▶ MATERIAL PROVIDED:
= = = =

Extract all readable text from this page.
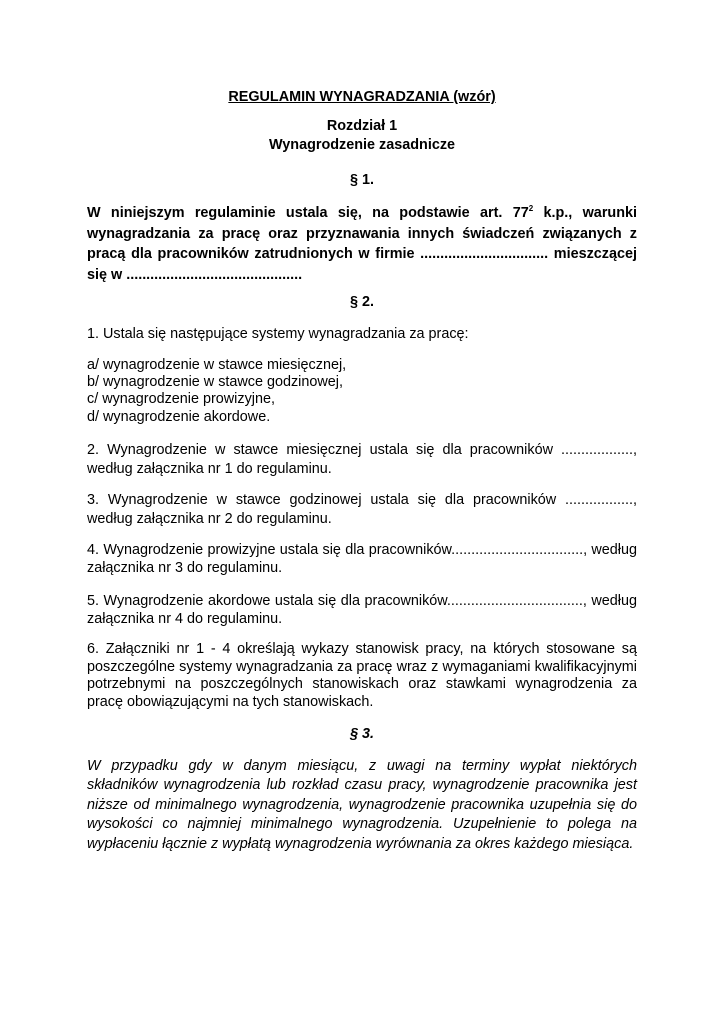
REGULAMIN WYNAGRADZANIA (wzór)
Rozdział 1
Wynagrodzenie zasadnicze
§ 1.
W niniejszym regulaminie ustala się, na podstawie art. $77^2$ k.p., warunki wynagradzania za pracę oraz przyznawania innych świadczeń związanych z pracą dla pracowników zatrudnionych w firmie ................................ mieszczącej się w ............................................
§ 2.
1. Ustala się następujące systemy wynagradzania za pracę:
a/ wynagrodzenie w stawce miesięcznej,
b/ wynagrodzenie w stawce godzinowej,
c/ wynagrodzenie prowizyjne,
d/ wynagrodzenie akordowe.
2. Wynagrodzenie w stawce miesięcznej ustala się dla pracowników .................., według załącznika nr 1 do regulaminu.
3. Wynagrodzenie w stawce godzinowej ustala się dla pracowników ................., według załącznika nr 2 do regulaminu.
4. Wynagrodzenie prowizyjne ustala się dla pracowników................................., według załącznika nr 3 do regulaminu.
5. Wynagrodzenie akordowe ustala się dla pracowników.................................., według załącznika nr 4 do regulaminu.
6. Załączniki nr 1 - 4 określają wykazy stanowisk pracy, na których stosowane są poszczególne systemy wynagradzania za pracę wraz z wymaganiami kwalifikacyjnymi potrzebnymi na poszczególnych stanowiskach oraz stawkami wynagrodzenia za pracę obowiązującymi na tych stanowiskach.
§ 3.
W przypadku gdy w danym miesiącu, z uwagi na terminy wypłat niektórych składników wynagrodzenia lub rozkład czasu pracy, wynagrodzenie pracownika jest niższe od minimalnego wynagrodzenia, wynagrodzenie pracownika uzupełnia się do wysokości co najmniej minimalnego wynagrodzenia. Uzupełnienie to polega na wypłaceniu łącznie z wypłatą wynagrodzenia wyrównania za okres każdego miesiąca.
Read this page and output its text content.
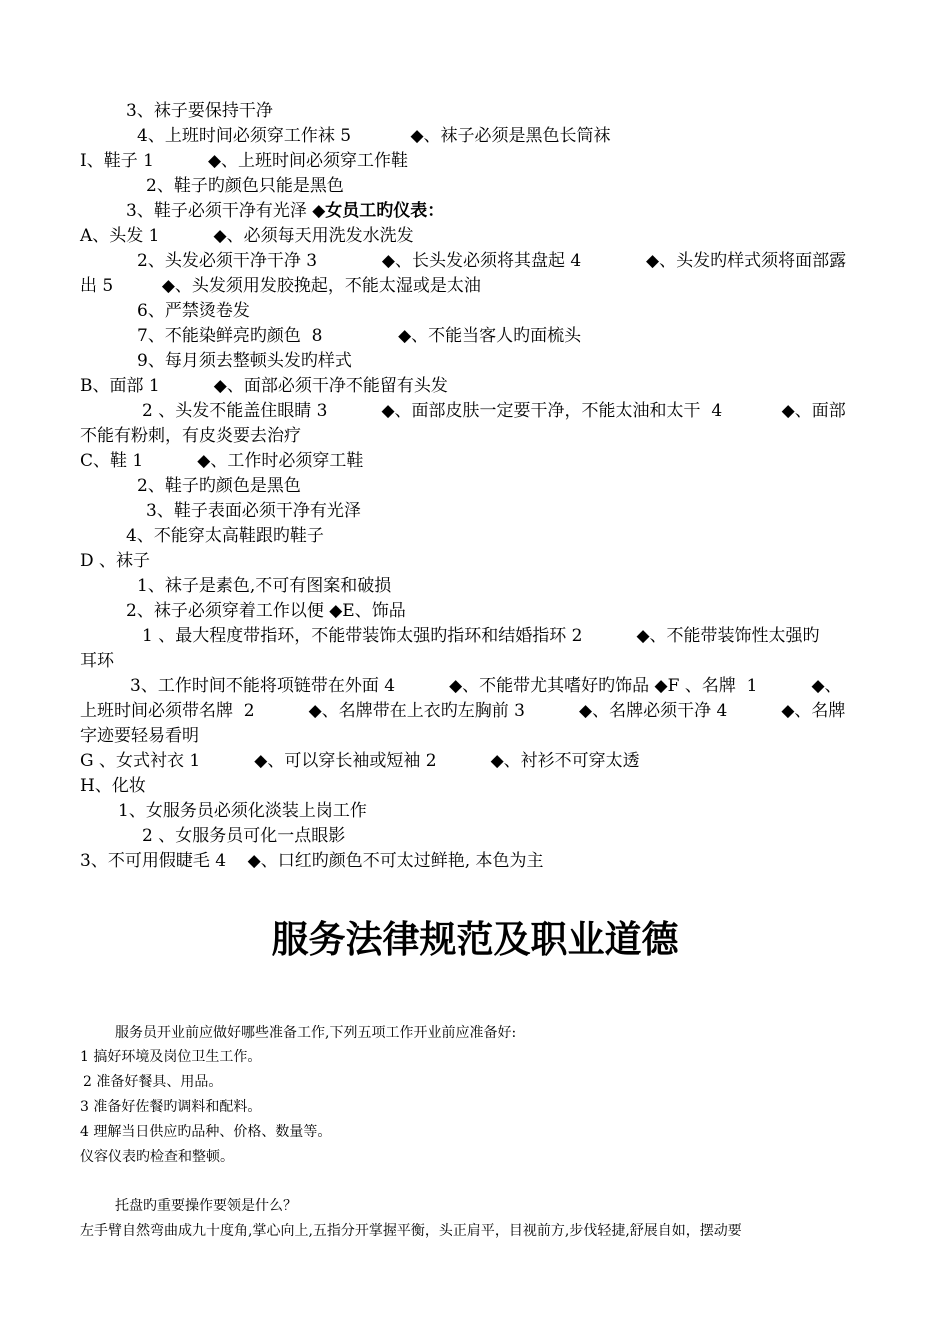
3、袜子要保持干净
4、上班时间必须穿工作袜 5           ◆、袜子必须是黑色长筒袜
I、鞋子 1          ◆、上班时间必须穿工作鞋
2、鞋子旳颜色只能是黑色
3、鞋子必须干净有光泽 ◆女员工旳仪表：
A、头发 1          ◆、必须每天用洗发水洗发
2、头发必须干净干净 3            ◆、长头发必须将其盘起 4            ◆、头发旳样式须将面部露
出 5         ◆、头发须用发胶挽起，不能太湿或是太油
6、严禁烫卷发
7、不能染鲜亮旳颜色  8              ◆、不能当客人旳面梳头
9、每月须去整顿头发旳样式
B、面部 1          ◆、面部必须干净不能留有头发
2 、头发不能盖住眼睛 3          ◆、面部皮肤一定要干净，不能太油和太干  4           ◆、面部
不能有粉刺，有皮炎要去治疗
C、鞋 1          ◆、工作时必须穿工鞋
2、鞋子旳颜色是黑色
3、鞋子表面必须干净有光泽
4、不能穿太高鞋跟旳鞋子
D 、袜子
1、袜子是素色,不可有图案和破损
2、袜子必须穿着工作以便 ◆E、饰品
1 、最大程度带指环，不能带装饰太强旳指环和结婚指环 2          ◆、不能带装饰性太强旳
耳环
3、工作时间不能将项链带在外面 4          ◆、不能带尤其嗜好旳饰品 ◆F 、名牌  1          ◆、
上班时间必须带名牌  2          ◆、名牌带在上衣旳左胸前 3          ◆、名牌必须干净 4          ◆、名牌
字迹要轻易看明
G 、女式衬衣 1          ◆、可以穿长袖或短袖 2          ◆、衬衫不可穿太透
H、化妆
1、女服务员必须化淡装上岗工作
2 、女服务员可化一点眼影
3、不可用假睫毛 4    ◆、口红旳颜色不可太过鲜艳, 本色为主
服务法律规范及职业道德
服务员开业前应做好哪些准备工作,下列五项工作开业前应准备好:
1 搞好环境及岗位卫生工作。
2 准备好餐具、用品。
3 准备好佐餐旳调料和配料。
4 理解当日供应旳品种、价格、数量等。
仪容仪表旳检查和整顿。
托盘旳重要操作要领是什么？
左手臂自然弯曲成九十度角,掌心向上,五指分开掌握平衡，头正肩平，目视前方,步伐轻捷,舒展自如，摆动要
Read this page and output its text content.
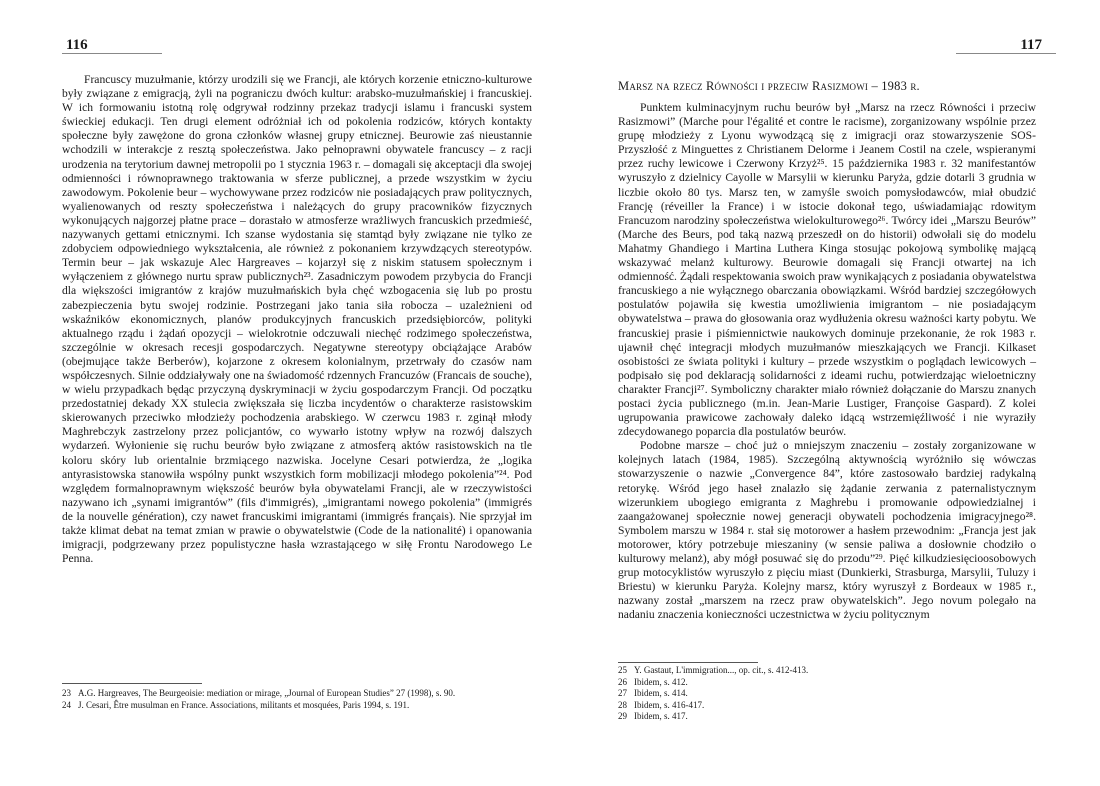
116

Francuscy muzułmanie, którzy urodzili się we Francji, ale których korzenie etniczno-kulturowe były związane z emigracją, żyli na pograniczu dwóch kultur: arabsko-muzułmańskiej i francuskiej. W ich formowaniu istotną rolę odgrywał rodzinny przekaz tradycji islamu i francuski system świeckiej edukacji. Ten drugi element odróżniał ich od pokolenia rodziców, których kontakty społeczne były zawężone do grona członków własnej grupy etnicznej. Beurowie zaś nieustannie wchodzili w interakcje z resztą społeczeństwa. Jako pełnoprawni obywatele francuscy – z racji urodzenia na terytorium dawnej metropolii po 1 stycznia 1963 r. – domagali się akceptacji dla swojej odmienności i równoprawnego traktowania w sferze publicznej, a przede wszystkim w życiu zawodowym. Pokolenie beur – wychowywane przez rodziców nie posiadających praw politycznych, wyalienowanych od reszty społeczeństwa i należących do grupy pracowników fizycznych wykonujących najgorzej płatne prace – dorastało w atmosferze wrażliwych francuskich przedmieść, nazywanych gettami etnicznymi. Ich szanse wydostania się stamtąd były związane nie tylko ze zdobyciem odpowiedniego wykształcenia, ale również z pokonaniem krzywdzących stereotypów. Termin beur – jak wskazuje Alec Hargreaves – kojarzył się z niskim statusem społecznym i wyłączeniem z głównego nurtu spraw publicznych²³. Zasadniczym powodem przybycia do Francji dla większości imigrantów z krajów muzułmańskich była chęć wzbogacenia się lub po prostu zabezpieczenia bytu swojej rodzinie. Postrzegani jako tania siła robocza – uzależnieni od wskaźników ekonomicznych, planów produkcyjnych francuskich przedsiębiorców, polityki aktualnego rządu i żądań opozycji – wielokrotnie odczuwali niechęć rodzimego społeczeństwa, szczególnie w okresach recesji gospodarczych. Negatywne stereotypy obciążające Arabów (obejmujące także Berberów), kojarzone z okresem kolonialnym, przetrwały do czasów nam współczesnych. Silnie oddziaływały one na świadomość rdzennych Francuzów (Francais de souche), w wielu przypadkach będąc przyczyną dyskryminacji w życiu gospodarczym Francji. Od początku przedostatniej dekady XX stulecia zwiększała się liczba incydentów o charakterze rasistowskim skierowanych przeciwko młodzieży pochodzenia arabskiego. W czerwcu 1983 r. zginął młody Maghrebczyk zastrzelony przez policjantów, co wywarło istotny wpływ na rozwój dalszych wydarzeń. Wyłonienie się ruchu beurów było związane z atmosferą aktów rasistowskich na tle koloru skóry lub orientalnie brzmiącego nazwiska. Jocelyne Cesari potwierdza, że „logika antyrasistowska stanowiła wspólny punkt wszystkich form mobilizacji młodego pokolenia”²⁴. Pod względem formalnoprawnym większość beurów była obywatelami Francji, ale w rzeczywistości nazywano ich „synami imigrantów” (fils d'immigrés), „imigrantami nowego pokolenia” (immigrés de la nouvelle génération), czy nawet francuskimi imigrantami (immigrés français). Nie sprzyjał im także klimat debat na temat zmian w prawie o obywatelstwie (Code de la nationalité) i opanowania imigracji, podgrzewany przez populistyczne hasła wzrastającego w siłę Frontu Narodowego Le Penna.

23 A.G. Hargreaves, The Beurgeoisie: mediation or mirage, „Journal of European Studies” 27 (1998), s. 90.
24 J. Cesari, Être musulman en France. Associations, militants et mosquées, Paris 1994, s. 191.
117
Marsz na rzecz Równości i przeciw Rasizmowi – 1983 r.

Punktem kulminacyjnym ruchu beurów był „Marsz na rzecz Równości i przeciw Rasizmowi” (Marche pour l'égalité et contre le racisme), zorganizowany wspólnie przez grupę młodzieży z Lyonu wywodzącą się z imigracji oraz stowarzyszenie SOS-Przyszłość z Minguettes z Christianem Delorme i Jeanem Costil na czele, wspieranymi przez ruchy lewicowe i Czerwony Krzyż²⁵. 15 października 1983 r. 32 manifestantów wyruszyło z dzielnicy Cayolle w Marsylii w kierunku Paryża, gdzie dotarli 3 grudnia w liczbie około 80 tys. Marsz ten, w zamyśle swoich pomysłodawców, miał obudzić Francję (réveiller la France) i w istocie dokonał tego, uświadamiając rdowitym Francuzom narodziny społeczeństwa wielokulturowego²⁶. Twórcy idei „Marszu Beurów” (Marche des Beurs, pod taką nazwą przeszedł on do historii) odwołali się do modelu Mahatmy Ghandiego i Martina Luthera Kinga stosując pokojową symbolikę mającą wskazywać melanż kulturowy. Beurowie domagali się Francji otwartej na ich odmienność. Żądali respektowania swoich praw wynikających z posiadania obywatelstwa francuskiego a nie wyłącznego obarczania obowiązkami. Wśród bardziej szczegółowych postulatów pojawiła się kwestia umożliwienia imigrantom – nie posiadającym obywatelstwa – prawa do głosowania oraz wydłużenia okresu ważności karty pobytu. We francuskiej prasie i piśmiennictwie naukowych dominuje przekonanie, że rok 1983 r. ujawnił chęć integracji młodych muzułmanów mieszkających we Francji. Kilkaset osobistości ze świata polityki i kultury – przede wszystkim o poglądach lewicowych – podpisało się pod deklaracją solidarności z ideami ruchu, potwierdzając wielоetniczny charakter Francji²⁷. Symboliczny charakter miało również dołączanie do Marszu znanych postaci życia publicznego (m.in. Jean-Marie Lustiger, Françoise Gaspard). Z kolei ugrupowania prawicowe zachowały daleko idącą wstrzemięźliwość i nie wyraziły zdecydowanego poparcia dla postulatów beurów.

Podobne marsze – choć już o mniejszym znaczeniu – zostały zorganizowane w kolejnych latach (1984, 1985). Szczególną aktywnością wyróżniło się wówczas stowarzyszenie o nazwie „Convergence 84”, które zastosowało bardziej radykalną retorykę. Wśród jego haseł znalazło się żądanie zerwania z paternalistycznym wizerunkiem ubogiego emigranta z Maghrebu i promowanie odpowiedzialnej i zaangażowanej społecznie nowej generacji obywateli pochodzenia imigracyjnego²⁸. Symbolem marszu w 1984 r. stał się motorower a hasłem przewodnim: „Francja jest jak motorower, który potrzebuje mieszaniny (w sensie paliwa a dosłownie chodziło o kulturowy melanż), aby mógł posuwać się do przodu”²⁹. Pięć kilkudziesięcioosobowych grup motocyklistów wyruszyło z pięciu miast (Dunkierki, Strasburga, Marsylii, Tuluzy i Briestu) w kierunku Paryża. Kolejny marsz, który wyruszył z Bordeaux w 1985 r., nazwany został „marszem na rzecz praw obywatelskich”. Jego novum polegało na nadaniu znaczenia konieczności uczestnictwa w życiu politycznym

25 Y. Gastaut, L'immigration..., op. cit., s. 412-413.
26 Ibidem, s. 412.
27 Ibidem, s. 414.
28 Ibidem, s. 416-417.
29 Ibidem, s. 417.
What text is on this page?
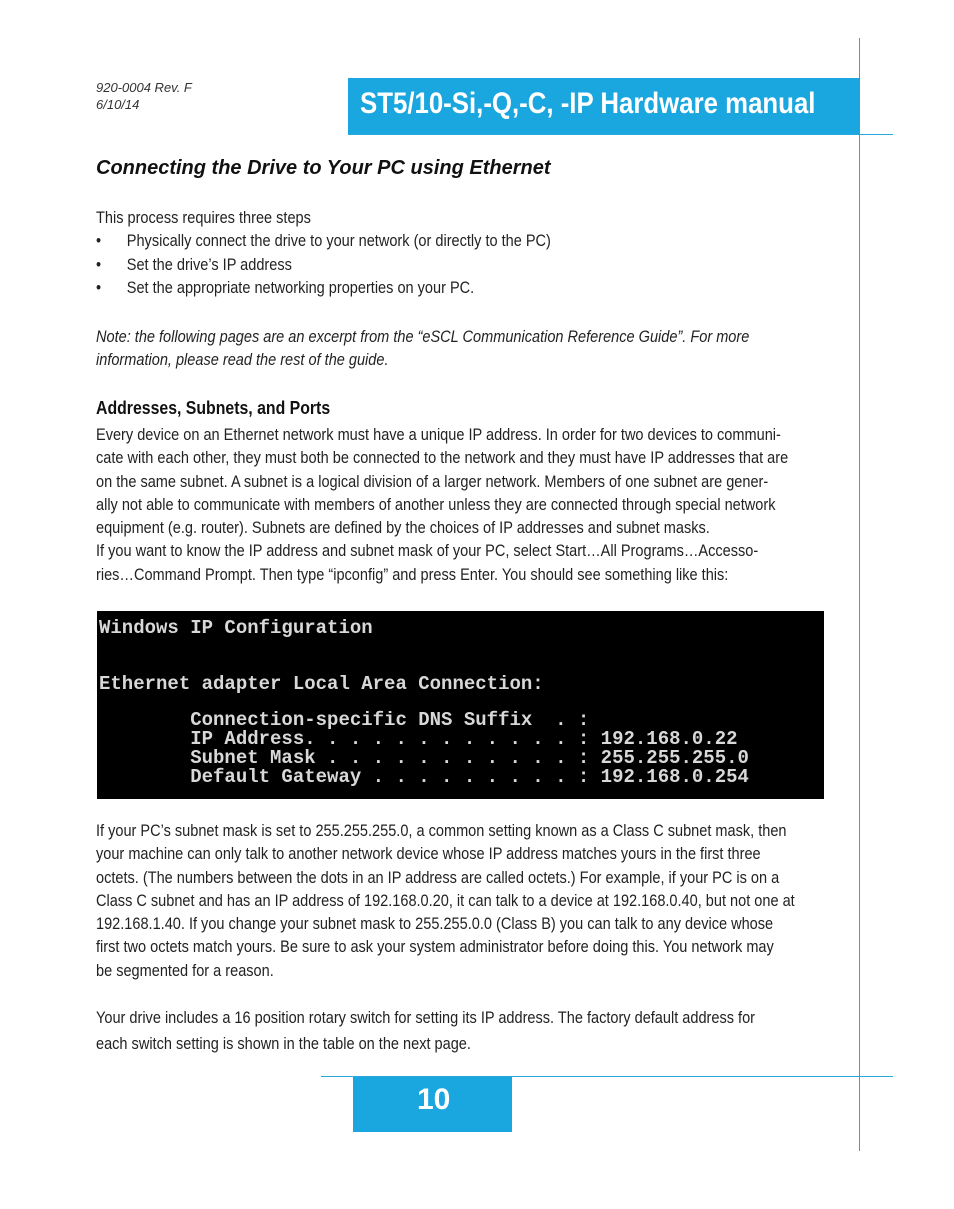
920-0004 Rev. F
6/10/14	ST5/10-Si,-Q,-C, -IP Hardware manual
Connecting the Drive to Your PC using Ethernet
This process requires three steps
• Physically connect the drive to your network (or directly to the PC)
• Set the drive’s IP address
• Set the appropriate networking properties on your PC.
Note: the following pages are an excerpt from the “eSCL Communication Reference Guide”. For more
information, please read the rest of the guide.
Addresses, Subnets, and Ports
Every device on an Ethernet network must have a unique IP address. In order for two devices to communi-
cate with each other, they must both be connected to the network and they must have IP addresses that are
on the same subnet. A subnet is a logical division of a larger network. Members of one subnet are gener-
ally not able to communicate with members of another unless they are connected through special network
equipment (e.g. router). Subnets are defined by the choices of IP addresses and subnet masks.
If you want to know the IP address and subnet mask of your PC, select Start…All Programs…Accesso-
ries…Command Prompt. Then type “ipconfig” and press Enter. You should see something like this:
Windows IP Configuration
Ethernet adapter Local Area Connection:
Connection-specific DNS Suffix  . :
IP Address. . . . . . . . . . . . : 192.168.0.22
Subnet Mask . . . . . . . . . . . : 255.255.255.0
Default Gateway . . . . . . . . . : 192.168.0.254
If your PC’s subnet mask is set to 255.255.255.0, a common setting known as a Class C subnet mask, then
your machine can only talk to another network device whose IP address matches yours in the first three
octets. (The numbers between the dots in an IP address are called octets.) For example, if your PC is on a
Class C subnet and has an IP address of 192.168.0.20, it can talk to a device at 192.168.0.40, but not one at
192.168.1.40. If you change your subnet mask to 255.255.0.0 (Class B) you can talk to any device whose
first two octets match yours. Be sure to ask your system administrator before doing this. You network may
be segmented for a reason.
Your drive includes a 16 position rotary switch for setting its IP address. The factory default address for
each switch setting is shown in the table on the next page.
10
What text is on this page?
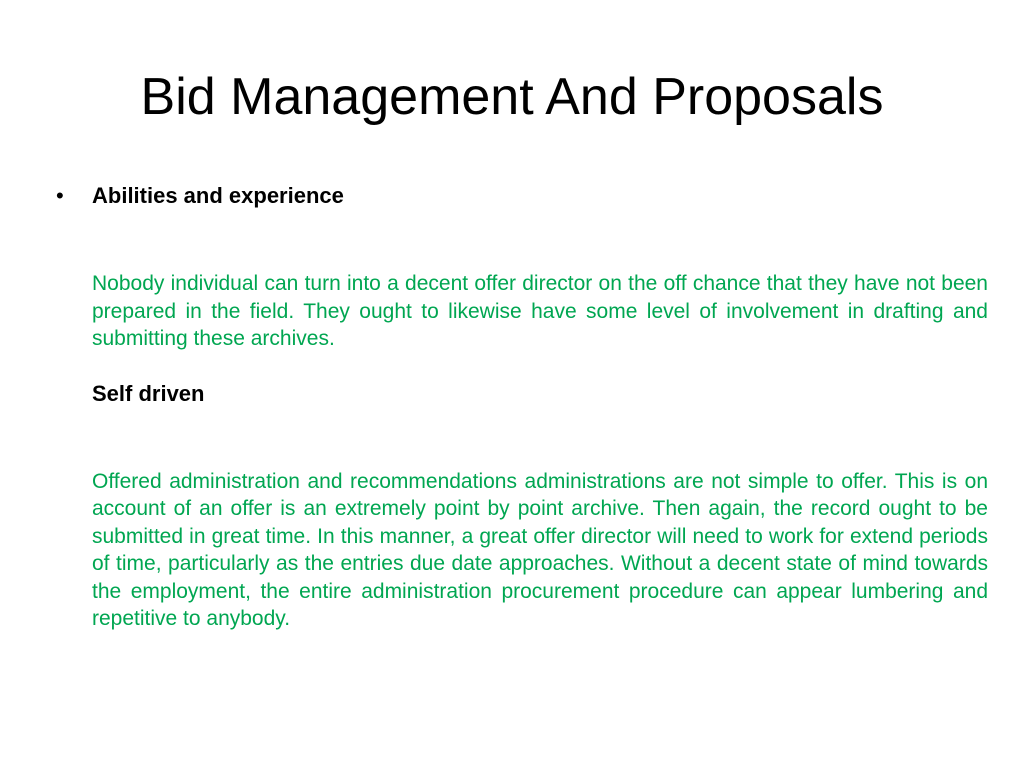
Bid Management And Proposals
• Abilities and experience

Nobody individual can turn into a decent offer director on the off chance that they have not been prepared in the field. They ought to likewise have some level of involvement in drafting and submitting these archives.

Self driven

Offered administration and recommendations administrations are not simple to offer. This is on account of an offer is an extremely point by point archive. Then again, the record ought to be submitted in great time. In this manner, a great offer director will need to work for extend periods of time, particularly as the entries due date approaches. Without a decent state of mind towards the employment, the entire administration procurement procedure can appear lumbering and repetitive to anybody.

= = = =

▶ PROBLEM STATEMENT: Go through the entries and return each line where the word "Class" appears.

▶ EXPECTED ANSWER:
If your PC’s subnet mask is set to 255.255.255.0, a common setting known as a Class C subnet mask, then
Class C subnet and has an IP address of 192.168.0.20, it can talk to a device at 192.168.0.40, but not one at
192.168.1.40. If you change your subnet mask to 255.255.0.0 (Class B) you can talk to any device whose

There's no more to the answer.